[start]

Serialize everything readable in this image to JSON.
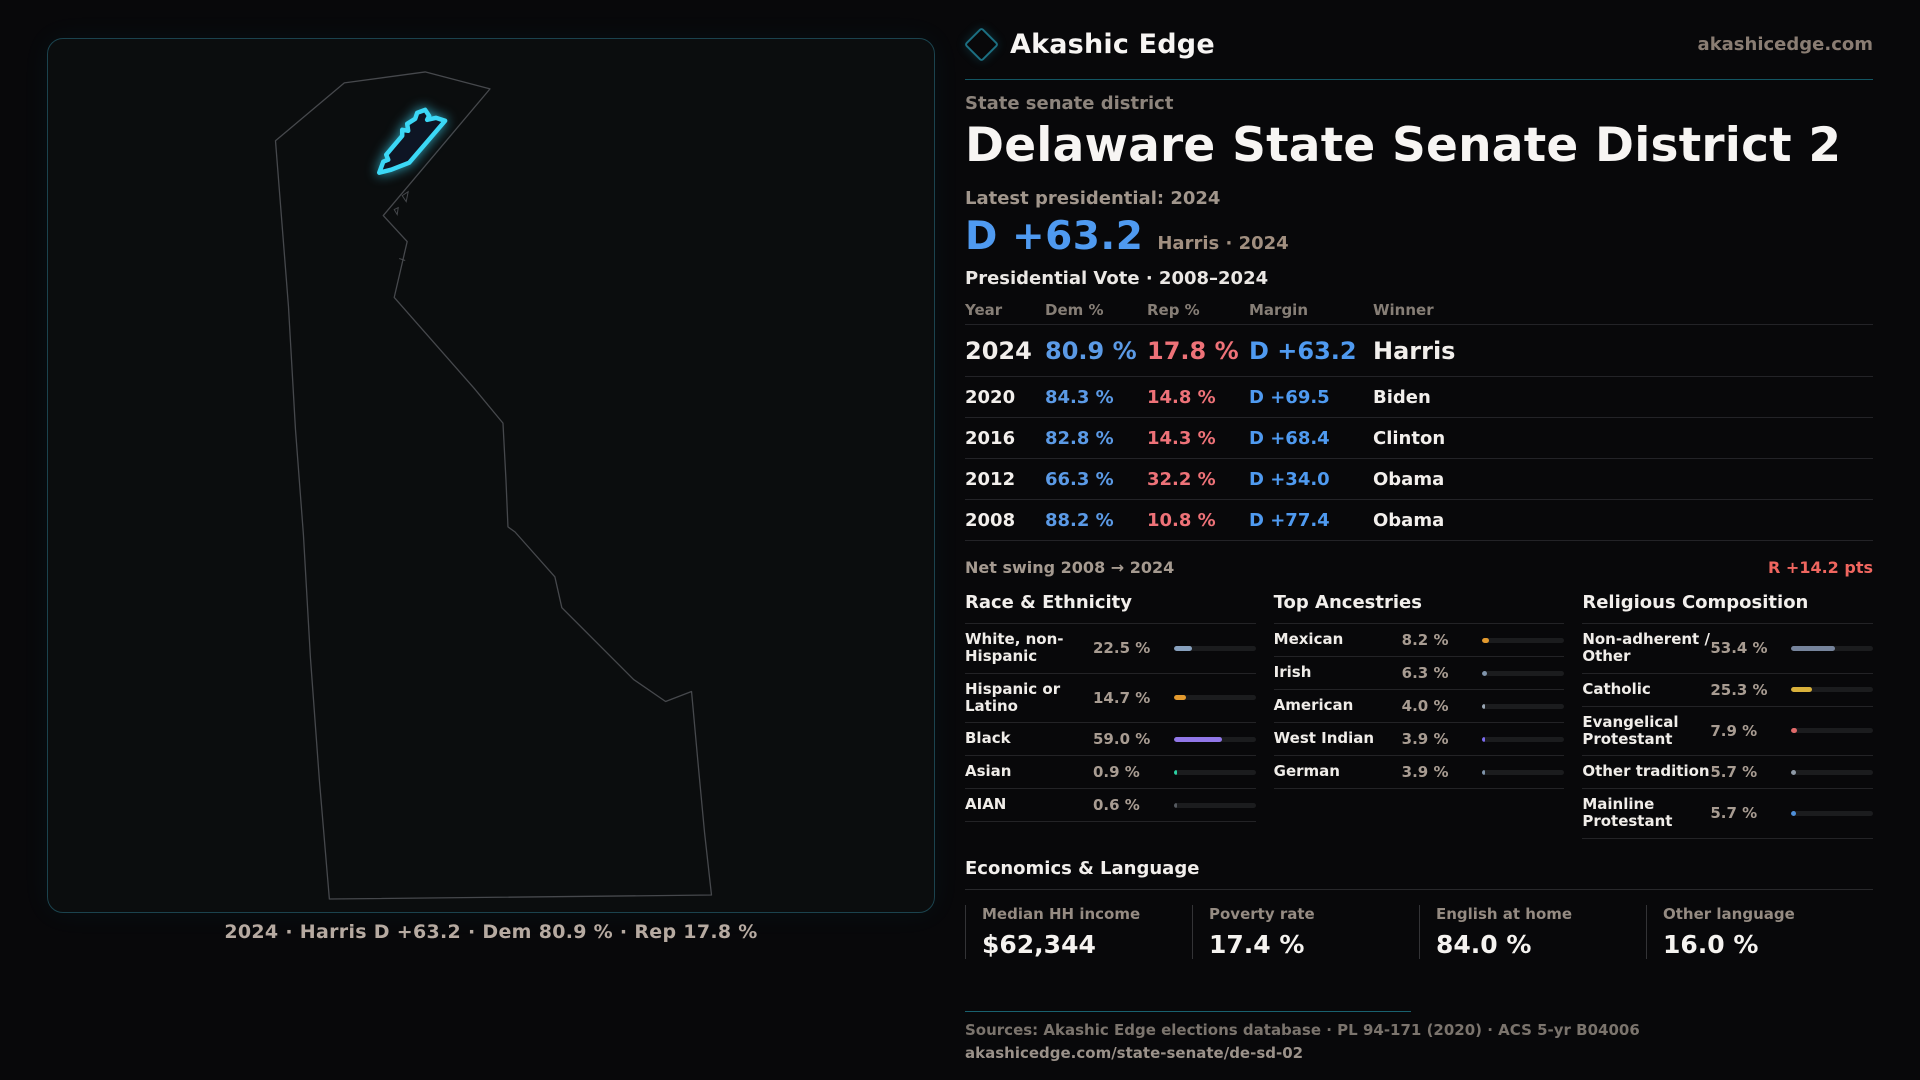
{
  "brand": {
    "name": "Akashic Edge",
    "domain": "akashicedge.com"
  },
  "header": {
    "kicker": "State senate district",
    "title": "Delaware State Senate District 2",
    "latest_label": "Latest presidential: 2024",
    "headline_margin": "D +63.2",
    "headline_note": "Harris · 2024"
  },
  "vote_table": {
    "title": "Presidential Vote · 2008–2024",
    "columns": [
      "Year",
      "Dem %",
      "Rep %",
      "Margin",
      "Winner"
    ],
    "rows": [
      {
        "year": "2024",
        "dem": "80.9 %",
        "rep": "17.8 %",
        "margin": "D +63.2",
        "winner": "Harris",
        "emphasis": true
      },
      {
        "year": "2020",
        "dem": "84.3 %",
        "rep": "14.8 %",
        "margin": "D +69.5",
        "winner": "Biden",
        "emphasis": false
      },
      {
        "year": "2016",
        "dem": "82.8 %",
        "rep": "14.3 %",
        "margin": "D +68.4",
        "winner": "Clinton",
        "emphasis": false
      },
      {
        "year": "2012",
        "dem": "66.3 %",
        "rep": "32.2 %",
        "margin": "D +34.0",
        "winner": "Obama",
        "emphasis": false
      },
      {
        "year": "2008",
        "dem": "88.2 %",
        "rep": "10.8 %",
        "margin": "D +77.4",
        "winner": "Obama",
        "emphasis": false
      }
    ],
    "net_swing_label": "Net swing 2008 → 2024",
    "net_swing_value": "R +14.2 pts",
    "dem_color": "#5b9ae6",
    "rep_color": "#ee7278",
    "margin_color": "#4f9af0",
    "net_swing_color": "#f0665f"
  },
  "demographic_panels": [
    {
      "title": "Race & Ethnicity",
      "rows": [
        {
          "label": "White, non-Hispanic",
          "value": "22.5 %",
          "pct": 22.5,
          "color": "#87a0bd"
        },
        {
          "label": "Hispanic or Latino",
          "value": "14.7 %",
          "pct": 14.7,
          "color": "#e39a2e"
        },
        {
          "label": "Black",
          "value": "59.0 %",
          "pct": 59.0,
          "color": "#9177e8"
        },
        {
          "label": "Asian",
          "value": "0.9 %",
          "pct": 0.9,
          "color": "#2ad1a3"
        },
        {
          "label": "AIAN",
          "value": "0.6 %",
          "pct": 0.6,
          "color": "#55595f"
        }
      ]
    },
    {
      "title": "Top Ancestries",
      "rows": [
        {
          "label": "Mexican",
          "value": "8.2 %",
          "pct": 8.2,
          "color": "#e39a2e"
        },
        {
          "label": "Irish",
          "value": "6.3 %",
          "pct": 6.3,
          "color": "#7f94ab"
        },
        {
          "label": "American",
          "value": "4.0 %",
          "pct": 4.0,
          "color": "#9aa7b5"
        },
        {
          "label": "West Indian",
          "value": "3.9 %",
          "pct": 3.9,
          "color": "#7d6cf0"
        },
        {
          "label": "German",
          "value": "3.9 %",
          "pct": 3.9,
          "color": "#7f94ab"
        }
      ]
    },
    {
      "title": "Religious Composition",
      "rows": [
        {
          "label": "Non-adherent / Other",
          "value": "53.4 %",
          "pct": 53.4,
          "color": "#76849c"
        },
        {
          "label": "Catholic",
          "value": "25.3 %",
          "pct": 25.3,
          "color": "#d9b13b"
        },
        {
          "label": "Evangelical Protestant",
          "value": "7.9 %",
          "pct": 7.9,
          "color": "#e06a6a"
        },
        {
          "label": "Other tradition",
          "value": "5.7 %",
          "pct": 5.7,
          "color": "#8e99a6"
        },
        {
          "label": "Mainline Protestant",
          "value": "5.7 %",
          "pct": 5.7,
          "color": "#4e8fd9"
        }
      ]
    }
  ],
  "economics": {
    "title": "Economics & Language",
    "stats": [
      {
        "label": "Median HH income",
        "value": "$62,344"
      },
      {
        "label": "Poverty rate",
        "value": "17.4 %"
      },
      {
        "label": "English at home",
        "value": "84.0 %"
      },
      {
        "label": "Other language",
        "value": "16.0 %"
      }
    ]
  },
  "footer": {
    "sources": "Sources: Akashic Edge elections database · PL 94-171 (2020) · ACS 5-yr B04006",
    "permalink": "akashicedge.com/state-senate/de-sd-02"
  },
  "map": {
    "caption": "2024 · Harris D +63.2 · Dem 80.9 % · Rep 17.8 %",
    "highlight_color": "#3bd8f6",
    "highlight_fill": "#0e1524",
    "outline_color": "#46484c"
  }
}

[end]

● **Task prompt**
Copy the data character for character, but drop all pictures from the copy.

● **Answer to the task**
Serialize everything readable in this image to JSON.
{
  "brand": {
    "name": "Akashic Edge",
    "domain": "akashicedge.com"
  },
  "header": {
    "kicker": "State senate district",
    "title": "Delaware State Senate District 2",
    "latest_label": "Latest presidential: 2024",
    "headline_margin": "D +63.2",
    "headline_note": "Harris · 2024"
  },
  "vote_table": {
    "title": "Presidential Vote · 2008–2024",
    "columns": [
      "Year",
      "Dem %",
      "Rep %",
      "Margin",
      "Winner"
    ],
    "rows": [
      {
        "year": "2024",
        "dem": "80.9 %",
        "rep": "17.8 %",
        "margin": "D +63.2",
        "winner": "Harris",
        "emphasis": true
      },
      {
        "year": "2020",
        "dem": "84.3 %",
        "rep": "14.8 %",
        "margin": "D +69.5",
        "winner": "Biden",
        "emphasis": false
      },
      {
        "year": "2016",
        "dem": "82.8 %",
        "rep": "14.3 %",
        "margin": "D +68.4",
        "winner": "Clinton",
        "emphasis": false
      },
      {
        "year": "2012",
        "dem": "66.3 %",
        "rep": "32.2 %",
        "margin": "D +34.0",
        "winner": "Obama",
        "emphasis": false
      },
      {
        "year": "2008",
        "dem": "88.2 %",
        "rep": "10.8 %",
        "margin": "D +77.4",
        "winner": "Obama",
        "emphasis": false
      }
    ],
    "net_swing_label": "Net swing 2008 → 2024",
    "net_swing_value": "R +14.2 pts",
    "dem_color": "#5b9ae6",
    "rep_color": "#ee7278",
    "margin_color": "#4f9af0",
    "net_swing_color": "#f0665f"
  },
  "demographic_panels": [
    {
      "title": "Race & Ethnicity",
      "rows": [
        {
          "label": "White, non-Hispanic",
          "value": "22.5 %",
          "pct": 22.5,
          "color": "#87a0bd"
        },
        {
          "label": "Hispanic or Latino",
          "value": "14.7 %",
          "pct": 14.7,
          "color": "#e39a2e"
        },
        {
          "label": "Black",
          "value": "59.0 %",
          "pct": 59.0,
          "color": "#9177e8"
        },
        {
          "label": "Asian",
          "value": "0.9 %",
          "pct": 0.9,
          "color": "#2ad1a3"
        },
        {
          "label": "AIAN",
          "value": "0.6 %",
          "pct": 0.6,
          "color": "#55595f"
        }
      ]
    },
    {
      "title": "Top Ancestries",
      "rows": [
        {
          "label": "Mexican",
          "value": "8.2 %",
          "pct": 8.2,
          "color": "#e39a2e"
        },
        {
          "label": "Irish",
          "value": "6.3 %",
          "pct": 6.3,
          "color": "#7f94ab"
        },
        {
          "label": "American",
          "value": "4.0 %",
          "pct": 4.0,
          "color": "#9aa7b5"
        },
        {
          "label": "West Indian",
          "value": "3.9 %",
          "pct": 3.9,
          "color": "#7d6cf0"
        },
        {
          "label": "German",
          "value": "3.9 %",
          "pct": 3.9,
          "color": "#7f94ab"
        }
      ]
    },
    {
      "title": "Religious Composition",
      "rows": [
        {
          "label": "Non-adherent / Other",
          "value": "53.4 %",
          "pct": 53.4,
          "color": "#76849c"
        },
        {
          "label": "Catholic",
          "value": "25.3 %",
          "pct": 25.3,
          "color": "#d9b13b"
        },
        {
          "label": "Evangelical Protestant",
          "value": "7.9 %",
          "pct": 7.9,
          "color": "#e06a6a"
        },
        {
          "label": "Other tradition",
          "value": "5.7 %",
          "pct": 5.7,
          "color": "#8e99a6"
        },
        {
          "label": "Mainline Protestant",
          "value": "5.7 %",
          "pct": 5.7,
          "color": "#4e8fd9"
        }
      ]
    }
  ],
  "economics": {
    "title": "Economics & Language",
    "stats": [
      {
        "label": "Median HH income",
        "value": "$62,344"
      },
      {
        "label": "Poverty rate",
        "value": "17.4 %"
      },
      {
        "label": "English at home",
        "value": "84.0 %"
      },
      {
        "label": "Other language",
        "value": "16.0 %"
      }
    ]
  },
  "footer": {
    "sources": "Sources: Akashic Edge elections database · PL 94-171 (2020) · ACS 5-yr B04006",
    "permalink": "akashicedge.com/state-senate/de-sd-02"
  },
  "map": {
    "caption": "2024 · Harris D +63.2 · Dem 80.9 % · Rep 17.8 %",
    "highlight_color": "#3bd8f6",
    "highlight_fill": "#0e1524",
    "outline_color": "#46484c"
  }
}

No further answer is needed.